What the task requires ▸ Determine how many lines contain the string "канала". Reply with that figure and nothing else.

- - - -

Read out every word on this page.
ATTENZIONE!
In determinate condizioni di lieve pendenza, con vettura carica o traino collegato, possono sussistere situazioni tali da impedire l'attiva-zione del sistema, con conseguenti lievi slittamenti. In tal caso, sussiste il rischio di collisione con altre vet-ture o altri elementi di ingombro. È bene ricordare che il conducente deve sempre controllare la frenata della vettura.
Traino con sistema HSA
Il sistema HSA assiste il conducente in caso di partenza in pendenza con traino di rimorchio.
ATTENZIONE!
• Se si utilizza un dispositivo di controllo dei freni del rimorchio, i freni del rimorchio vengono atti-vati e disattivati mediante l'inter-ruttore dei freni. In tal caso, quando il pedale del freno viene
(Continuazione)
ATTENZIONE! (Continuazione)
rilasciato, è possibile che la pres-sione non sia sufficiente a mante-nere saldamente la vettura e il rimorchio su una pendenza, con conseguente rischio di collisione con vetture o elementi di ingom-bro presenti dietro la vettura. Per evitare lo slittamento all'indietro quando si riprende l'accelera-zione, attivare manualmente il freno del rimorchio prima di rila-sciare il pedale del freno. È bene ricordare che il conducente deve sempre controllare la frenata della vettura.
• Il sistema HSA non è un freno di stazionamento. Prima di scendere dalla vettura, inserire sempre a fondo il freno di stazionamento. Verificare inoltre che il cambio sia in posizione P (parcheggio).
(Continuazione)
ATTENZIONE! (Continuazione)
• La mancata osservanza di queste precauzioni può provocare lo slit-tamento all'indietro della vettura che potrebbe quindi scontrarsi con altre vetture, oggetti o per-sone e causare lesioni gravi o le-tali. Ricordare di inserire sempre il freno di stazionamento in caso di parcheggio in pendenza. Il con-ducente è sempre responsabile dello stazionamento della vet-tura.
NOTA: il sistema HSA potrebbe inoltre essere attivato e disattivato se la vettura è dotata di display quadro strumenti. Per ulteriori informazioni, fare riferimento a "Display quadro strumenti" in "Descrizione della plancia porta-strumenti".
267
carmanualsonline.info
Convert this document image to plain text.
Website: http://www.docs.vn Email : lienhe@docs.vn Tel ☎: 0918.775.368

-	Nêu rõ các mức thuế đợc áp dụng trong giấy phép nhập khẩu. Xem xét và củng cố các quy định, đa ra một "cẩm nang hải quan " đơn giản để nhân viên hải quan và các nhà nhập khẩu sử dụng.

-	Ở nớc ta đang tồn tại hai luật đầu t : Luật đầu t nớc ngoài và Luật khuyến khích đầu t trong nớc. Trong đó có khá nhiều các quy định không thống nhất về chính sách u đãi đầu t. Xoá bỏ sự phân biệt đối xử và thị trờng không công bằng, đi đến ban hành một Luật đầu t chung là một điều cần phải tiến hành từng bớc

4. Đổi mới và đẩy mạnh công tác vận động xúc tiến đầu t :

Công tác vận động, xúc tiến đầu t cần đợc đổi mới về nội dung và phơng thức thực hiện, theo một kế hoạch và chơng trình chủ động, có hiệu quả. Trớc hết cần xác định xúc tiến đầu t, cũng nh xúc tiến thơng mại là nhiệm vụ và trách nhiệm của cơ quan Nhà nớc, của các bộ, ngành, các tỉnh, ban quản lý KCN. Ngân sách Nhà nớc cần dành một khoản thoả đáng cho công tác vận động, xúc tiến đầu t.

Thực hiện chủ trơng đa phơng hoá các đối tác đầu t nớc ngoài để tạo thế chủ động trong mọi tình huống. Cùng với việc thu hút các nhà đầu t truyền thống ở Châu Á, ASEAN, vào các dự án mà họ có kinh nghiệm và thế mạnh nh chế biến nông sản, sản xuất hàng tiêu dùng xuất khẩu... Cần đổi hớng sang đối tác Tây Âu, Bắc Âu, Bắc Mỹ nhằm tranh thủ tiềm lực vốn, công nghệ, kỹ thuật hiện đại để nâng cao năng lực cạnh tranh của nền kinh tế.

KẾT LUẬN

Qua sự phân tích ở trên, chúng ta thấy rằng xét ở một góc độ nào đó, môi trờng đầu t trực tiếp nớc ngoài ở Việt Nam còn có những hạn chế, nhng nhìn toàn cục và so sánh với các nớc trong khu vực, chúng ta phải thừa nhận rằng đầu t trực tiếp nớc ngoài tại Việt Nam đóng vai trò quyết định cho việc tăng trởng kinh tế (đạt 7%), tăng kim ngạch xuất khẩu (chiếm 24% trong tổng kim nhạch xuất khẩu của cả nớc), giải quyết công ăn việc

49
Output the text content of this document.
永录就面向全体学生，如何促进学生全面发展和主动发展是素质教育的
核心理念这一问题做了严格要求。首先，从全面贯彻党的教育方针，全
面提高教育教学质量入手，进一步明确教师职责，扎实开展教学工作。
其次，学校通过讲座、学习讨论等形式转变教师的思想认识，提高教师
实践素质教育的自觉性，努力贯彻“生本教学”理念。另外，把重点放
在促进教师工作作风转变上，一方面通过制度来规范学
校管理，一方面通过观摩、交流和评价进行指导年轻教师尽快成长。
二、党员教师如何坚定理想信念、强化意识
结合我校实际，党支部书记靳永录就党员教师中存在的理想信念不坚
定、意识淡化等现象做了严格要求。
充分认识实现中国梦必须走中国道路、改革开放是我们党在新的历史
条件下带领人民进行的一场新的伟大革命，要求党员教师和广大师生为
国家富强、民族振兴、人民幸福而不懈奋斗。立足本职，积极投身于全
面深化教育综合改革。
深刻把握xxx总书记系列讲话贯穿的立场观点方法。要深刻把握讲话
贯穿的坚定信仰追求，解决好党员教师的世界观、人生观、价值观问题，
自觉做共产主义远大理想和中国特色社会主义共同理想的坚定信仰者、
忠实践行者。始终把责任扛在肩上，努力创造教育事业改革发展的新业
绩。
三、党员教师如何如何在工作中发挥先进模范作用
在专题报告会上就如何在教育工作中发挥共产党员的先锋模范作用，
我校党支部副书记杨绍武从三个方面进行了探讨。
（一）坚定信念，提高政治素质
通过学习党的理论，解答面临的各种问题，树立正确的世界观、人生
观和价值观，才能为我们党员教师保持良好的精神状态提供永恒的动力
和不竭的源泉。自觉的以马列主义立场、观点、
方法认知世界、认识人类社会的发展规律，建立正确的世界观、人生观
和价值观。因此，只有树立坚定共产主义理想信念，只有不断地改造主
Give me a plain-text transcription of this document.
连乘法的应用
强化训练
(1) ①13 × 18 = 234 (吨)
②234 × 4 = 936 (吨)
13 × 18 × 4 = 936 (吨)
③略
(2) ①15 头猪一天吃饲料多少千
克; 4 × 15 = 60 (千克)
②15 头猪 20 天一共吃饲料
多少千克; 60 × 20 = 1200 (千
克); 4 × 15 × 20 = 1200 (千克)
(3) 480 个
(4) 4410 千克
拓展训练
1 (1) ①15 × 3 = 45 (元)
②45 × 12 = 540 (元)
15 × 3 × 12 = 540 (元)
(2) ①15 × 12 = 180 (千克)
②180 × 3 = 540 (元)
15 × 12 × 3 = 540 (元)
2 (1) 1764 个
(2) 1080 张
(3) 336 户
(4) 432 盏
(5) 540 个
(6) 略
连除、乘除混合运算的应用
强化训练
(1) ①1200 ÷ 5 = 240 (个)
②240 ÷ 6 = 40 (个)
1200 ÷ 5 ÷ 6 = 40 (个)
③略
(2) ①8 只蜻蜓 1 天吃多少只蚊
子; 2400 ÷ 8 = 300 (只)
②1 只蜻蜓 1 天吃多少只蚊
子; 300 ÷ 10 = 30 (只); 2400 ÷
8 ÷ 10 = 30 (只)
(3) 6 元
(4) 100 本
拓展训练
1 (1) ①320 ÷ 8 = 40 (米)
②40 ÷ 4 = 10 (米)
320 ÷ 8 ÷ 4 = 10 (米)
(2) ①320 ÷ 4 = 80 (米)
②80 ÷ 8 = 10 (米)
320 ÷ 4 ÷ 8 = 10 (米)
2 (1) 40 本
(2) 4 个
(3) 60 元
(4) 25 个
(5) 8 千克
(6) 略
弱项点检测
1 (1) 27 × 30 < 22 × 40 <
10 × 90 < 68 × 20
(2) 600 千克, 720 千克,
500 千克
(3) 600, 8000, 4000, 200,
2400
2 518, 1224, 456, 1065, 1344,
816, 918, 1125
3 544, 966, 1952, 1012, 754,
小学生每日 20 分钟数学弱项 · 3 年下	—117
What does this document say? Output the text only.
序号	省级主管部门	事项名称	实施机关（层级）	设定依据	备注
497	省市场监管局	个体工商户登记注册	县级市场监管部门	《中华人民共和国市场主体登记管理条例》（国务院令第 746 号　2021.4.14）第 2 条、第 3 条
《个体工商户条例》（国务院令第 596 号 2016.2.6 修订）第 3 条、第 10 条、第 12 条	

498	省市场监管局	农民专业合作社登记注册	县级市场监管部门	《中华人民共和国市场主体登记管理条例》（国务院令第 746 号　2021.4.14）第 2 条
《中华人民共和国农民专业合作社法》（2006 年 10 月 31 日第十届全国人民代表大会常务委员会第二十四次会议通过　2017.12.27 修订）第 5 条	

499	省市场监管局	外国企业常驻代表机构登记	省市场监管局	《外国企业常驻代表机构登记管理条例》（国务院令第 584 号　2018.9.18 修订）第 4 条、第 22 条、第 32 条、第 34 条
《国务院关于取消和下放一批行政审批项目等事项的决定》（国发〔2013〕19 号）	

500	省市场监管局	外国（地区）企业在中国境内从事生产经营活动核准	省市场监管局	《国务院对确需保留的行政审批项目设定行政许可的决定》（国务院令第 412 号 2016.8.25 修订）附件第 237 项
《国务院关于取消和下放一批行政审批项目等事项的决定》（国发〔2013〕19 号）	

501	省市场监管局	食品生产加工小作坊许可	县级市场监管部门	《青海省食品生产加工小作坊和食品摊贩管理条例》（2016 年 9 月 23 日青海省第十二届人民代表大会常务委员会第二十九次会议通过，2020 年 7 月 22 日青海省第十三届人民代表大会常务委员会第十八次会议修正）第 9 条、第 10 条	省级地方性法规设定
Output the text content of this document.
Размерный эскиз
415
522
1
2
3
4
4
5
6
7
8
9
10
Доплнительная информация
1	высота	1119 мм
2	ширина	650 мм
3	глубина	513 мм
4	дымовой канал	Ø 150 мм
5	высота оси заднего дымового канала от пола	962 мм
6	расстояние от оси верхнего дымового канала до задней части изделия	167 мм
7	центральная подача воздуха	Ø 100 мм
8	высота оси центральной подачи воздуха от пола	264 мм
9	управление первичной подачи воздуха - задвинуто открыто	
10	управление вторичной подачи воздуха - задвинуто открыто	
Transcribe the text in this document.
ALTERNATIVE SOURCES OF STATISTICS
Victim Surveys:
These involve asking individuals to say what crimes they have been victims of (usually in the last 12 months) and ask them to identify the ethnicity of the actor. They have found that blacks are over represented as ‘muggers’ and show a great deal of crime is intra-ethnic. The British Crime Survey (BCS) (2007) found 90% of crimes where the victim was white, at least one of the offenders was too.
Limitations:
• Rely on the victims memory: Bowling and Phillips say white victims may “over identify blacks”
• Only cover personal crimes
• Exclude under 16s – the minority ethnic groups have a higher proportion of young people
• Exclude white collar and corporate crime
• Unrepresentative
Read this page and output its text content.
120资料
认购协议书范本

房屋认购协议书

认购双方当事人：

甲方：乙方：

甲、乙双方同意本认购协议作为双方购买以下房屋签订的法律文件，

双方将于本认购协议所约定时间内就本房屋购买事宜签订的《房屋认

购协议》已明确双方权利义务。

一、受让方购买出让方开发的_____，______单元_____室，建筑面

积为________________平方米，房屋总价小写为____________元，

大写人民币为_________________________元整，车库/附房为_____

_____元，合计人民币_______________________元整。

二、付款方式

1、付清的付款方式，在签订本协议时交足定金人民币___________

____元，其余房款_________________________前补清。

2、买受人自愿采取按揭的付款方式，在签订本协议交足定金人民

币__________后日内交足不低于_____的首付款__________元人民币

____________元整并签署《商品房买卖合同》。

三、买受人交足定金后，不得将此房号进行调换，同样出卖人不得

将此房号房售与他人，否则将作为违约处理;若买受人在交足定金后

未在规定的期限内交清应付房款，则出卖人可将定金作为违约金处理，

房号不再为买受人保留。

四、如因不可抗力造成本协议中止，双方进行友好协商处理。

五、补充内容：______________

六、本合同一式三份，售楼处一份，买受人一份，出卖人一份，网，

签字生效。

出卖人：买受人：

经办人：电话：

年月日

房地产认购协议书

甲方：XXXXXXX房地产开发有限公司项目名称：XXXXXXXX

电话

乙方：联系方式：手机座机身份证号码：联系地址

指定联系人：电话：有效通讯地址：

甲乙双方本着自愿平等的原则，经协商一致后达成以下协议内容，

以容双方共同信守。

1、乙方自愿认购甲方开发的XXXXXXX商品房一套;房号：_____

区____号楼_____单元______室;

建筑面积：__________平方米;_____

- - - -

Solution for this exercise ▸ 2